■ **DATA SUPPLIED**:
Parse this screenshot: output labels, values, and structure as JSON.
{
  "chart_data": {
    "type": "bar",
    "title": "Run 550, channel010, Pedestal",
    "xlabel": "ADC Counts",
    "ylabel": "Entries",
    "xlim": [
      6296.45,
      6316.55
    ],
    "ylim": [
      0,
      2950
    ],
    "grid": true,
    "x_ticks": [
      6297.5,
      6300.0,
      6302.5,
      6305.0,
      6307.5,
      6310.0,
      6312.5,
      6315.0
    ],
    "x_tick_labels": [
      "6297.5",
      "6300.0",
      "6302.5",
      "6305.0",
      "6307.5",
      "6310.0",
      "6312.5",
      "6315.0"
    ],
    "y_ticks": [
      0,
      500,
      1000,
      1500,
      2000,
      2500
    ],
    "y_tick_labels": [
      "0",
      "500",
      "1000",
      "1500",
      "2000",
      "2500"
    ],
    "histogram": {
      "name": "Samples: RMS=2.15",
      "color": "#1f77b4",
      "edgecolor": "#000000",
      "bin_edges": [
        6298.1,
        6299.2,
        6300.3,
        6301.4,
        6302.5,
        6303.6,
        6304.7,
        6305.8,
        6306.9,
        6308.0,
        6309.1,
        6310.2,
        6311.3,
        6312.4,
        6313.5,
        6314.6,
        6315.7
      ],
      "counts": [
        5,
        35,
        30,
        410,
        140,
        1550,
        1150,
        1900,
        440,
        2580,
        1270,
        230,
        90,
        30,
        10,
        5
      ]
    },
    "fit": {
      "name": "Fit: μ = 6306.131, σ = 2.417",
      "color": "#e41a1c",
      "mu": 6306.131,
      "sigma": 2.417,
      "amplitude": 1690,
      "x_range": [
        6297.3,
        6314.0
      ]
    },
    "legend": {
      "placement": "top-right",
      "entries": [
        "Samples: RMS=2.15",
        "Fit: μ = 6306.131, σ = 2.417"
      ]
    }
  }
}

■ **STATED TASK**:
Reproduce each record shown above without altering a single word.

■ **ANSWER FOR THIS EXERCISE**:
Parse this screenshot: output labels, values, and structure as JSON.
{
  "chart_data": {
    "type": "bar",
    "title": "Run 550, channel010, Pedestal",
    "xlabel": "ADC Counts",
    "ylabel": "Entries",
    "xlim": [
      6296.45,
      6316.55
    ],
    "ylim": [
      0,
      2950
    ],
    "grid": true,
    "x_ticks": [
      6297.5,
      6300.0,
      6302.5,
      6305.0,
      6307.5,
      6310.0,
      6312.5,
      6315.0
    ],
    "x_tick_labels": [
      "6297.5",
      "6300.0",
      "6302.5",
      "6305.0",
      "6307.5",
      "6310.0",
      "6312.5",
      "6315.0"
    ],
    "y_ticks": [
      0,
      500,
      1000,
      1500,
      2000,
      2500
    ],
    "y_tick_labels": [
      "0",
      "500",
      "1000",
      "1500",
      "2000",
      "2500"
    ],
    "histogram": {
      "name": "Samples: RMS=2.15",
      "color": "#1f77b4",
      "edgecolor": "#000000",
      "bin_edges": [
        6298.1,
        6299.2,
        6300.3,
        6301.4,
        6302.5,
        6303.6,
        6304.7,
        6305.8,
        6306.9,
        6308.0,
        6309.1,
        6310.2,
        6311.3,
        6312.4,
        6313.5,
        6314.6,
        6315.7
      ],
      "counts": [
        5,
        35,
        30,
        410,
        140,
        1550,
        1150,
        1900,
        440,
        2580,
        1270,
        230,
        90,
        30,
        10,
        5
      ]
    },
    "fit": {
      "name": "Fit: μ = 6306.131, σ = 2.417",
      "color": "#e41a1c",
      "mu": 6306.131,
      "sigma": 2.417,
      "amplitude": 1690,
      "x_range": [
        6297.3,
        6314.0
      ]
    },
    "legend": {
      "placement": "top-right",
      "entries": [
        "Samples: RMS=2.15",
        "Fit: μ = 6306.131, σ = 2.417"
      ]
    }
  }
}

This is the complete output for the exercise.